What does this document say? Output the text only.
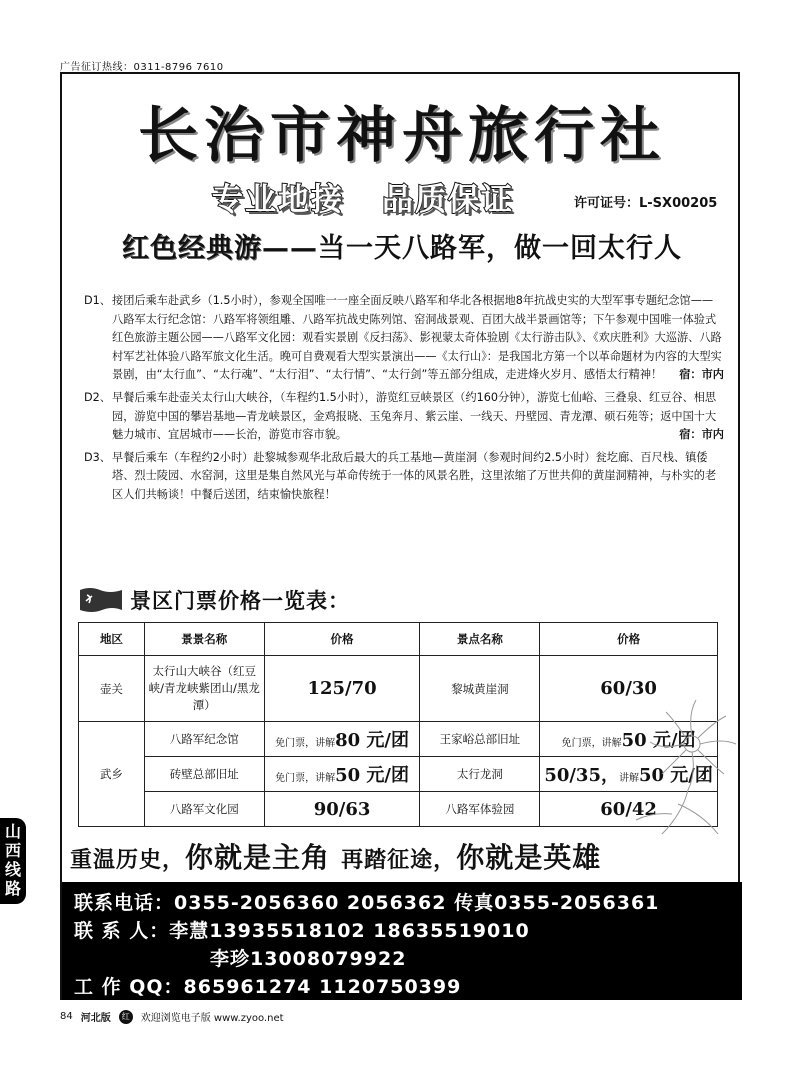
广告征订热线：0311-8796 7610
长治市神舟旅行社
专业地接 品质保证	许可证号：L-SX00205
红色经典游——当一天八路军，做一回太行人
D1、 接团后乘车赴武乡（1.5小时），参观全国唯一一座全面反映八路军和华北各根据地8年抗战史实的大型军事专题纪念馆——八路军太行纪念馆：八路军将领组雕、八路军抗战史陈列馆、窑洞战景观、百团大战半景画馆等；下午参观中国唯一体验式红色旅游主题公园——八路军文化园：观看实景剧《反扫荡》、影视蒙太奇体验剧《太行游击队》、《欢庆胜利》大巡游、八路村军艺社体验八路军旅文化生活。晚可自费观看大型实景演出——《太行山》：是我国北方第一个以革命题材为内容的大型实景剧，由“太行血”、“太行魂”、“太行泪”、“太行情”、“太行剑”等五部分组成，走进烽火岁月、感悟太行精神！	宿：市内
D2、 早餐后乘车赴壶关太行山大峡谷，（车程约1.5小时），游览红豆峡景区（约160分钟），游览七仙峪、三叠泉、红豆谷、相思园，游览中国的攀岩基地—青龙峡景区，金鸡报晓、玉兔奔月、紫云崖、一线天、丹壁园、青龙潭、硕石苑等；返中国十大魅力城市、宜居城市——长治，游览市容市貌。	宿：市内
D3、 早餐后乘车（车程约2小时）赴黎城参观华北敌后最大的兵工基地—黄崖洞（参观时间约2.5小时）瓮圪廊、百尺栈、镇倭塔、烈士陵园、水窑洞，这里是集自然风光与革命传统于一体的风景名胜，这里浓缩了万世共仰的黄崖洞精神，与朴实的老区人们共畅谈！中餐后送团，结束愉快旅程！
景区门票价格一览表：
地区	景景名称	价格	景点名称	价格
壶关	太行山大峡谷（红豆峡/青龙峡紫团山/黑龙潭）	125/70	黎城黄崖洞	60/30
武乡	八路军纪念馆	免门票，讲解80 元/团	王家峪总部旧址	免门票，讲解50 元/团
	砖壁总部旧址	免门票，讲解50 元/团	太行龙洞	50/35，讲解50 元/团
	八路军文化园	90/63	八路军体验园	60/42
重温历史，你就是主角 再踏征途，你就是英雄
联系电话：0355-2056360 2056362 传真0355-2056361
联 系 人：李慧13935518102 18635519010
李珍13008079922
工 作 QQ：865961274 1120750399
山
西
线
路
84 河北版	红	欢迎浏览电子版 www.zyoo.net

^^^^^^^^^^^^^^^^

→ WHAT YOU ARE ASKED TO DO
How many of the lines above hold the word "八路军文化园"? Give only that number.

→ THE ANSWER
2